Exercise requirements:
In the passage on plasma proteins and MASLD, which protein showed the strongest and most consistent evidence of a link to MASLD risk?

Reading passage:

==================================================

This study possesses several notable strengths alongside certain limitations. One major advantage lies in the application of PWAS methods to identify novel protein targets related to MASLD, utilizing the most extensive and detailed plasma pQTL dataset available, alongside GWAS data encompassing approximately 500,000 individuals. Furthermore, MR analysis was conducted to strengthen the inference of causality between the identified proteins and MASLD. To further evaluate whether shared causal variants underlie both protein expression and disease phenotypes, Bayesian colocalization analysis was employed, ultimately confirming NCAN as a likely pathogenic factor for MASLD. Collectively, these rigorous approaches enhance the robustness and reliability of our findings.
Nevertheless, several limitations should be acknowledged. First, although the pQTL study profiled 4,483 plasma proteins, the SOMAmer-based detection platform does not capture the entirety of the plasma proteome. As a result, proteins not covered by this assay may also contribute to MASLD susceptibility and progression, but remain unexamined in this study. Second, our analyses were restricted to individuals of European ancestry. While this design minimizes potential confounding due to population stratification, it also restricts the applicability of the results to other ethnic groups. Future research involving diverse populations and larger sample sizes will be essential to validate and extend these findings. Third, case ascertainment relied on administrative ICD codes rather than uniform imaging, biopsy, or laboratory criteria across cohorts. This approach enables large-scale analyses but can introduce residual phenotype misclassification and cross-cohort heterogeneity, potentially attenuating true associations or inflating uncertainty. Lastly, Changes in plasma protein levels may reflect compensatory responses, shedding/clearance dynamics, tissue redistribution, or disease activity and therefore do not, by themselves, establish druggability or causality. Accordingly, our protein findings are hypothesis-generating and require follow-up validation, such as pathway-level mechanistic studies in liver-relevant cell and animal models.
Conclusion
5
In summary, this study identified three plasma proteins—NCAN, EPHA2, and APOE—that were significantly associated with MASLD risk in the discovery cohort. Among them, NCAN demonstrated the strongest and most consistent evidence, with replication in an independent validation dataset. MR analyses supported a causal relationship between NCAN and MASLD risk, and Bayesian colocalization further provided suggestive regional overlap linking plasma NCAN protein levels to disease susceptibility. These findings highlight NCAN as a promising therapeutic target for MASLD.

==================================================

Document structure data:
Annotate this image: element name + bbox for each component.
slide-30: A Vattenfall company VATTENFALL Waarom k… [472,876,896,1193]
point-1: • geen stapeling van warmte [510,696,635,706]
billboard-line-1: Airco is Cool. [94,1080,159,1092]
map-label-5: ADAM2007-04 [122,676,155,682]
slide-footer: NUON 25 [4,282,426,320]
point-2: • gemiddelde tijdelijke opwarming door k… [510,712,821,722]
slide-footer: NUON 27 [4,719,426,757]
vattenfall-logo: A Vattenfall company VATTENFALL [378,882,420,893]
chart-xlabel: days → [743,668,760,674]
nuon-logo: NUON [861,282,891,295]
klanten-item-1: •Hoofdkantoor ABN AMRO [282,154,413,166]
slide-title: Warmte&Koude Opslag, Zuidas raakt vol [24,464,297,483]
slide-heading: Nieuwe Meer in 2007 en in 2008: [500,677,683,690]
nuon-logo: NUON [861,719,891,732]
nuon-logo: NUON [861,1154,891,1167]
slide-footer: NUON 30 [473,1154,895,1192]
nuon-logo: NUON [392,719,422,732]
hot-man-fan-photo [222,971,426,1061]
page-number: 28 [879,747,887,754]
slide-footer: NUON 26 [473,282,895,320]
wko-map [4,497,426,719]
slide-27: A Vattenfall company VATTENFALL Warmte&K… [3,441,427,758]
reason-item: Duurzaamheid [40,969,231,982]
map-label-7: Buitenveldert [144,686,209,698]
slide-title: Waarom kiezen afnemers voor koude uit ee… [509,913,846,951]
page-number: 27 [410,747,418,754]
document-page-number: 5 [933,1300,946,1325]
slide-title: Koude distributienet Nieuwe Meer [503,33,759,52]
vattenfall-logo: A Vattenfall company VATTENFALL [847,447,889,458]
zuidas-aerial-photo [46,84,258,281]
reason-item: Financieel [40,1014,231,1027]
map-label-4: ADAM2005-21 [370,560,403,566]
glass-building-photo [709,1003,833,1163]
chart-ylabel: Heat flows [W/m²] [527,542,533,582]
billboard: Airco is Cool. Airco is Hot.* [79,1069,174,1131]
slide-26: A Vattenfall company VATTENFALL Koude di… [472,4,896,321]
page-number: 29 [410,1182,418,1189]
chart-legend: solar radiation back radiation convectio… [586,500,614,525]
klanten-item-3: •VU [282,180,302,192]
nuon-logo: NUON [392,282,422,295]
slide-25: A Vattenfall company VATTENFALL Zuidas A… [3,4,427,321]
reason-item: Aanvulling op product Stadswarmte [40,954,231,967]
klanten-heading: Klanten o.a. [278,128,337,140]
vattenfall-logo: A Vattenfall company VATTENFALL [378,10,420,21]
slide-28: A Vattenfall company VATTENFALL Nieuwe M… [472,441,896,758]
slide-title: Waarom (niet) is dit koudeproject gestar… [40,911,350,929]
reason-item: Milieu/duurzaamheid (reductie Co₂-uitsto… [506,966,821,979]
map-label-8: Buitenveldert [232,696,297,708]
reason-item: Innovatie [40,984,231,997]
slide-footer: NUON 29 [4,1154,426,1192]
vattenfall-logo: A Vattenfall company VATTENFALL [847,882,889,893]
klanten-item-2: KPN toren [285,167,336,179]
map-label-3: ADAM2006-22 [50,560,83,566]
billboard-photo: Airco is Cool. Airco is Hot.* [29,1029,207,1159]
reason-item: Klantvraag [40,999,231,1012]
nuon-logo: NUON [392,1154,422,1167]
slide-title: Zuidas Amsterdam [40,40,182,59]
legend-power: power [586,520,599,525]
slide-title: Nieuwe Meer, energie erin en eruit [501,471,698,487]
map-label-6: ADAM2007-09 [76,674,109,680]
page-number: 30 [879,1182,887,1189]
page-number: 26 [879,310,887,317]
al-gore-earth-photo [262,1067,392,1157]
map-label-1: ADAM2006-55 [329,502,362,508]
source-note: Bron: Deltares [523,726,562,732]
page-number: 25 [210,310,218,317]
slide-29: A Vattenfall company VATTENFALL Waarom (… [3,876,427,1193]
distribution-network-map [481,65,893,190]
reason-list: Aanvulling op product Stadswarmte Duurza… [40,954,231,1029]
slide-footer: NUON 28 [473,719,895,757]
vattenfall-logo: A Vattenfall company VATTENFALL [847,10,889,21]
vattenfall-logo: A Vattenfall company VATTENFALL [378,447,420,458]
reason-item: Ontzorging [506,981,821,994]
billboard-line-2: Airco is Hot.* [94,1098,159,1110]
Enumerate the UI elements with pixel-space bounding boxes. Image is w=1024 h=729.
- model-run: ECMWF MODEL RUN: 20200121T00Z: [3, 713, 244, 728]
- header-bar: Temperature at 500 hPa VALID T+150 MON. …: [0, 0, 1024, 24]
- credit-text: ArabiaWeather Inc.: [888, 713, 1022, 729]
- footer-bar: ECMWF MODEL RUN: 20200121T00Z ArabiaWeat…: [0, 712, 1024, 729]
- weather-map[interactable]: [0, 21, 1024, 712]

==================================================

Result of this exercise:
NCAN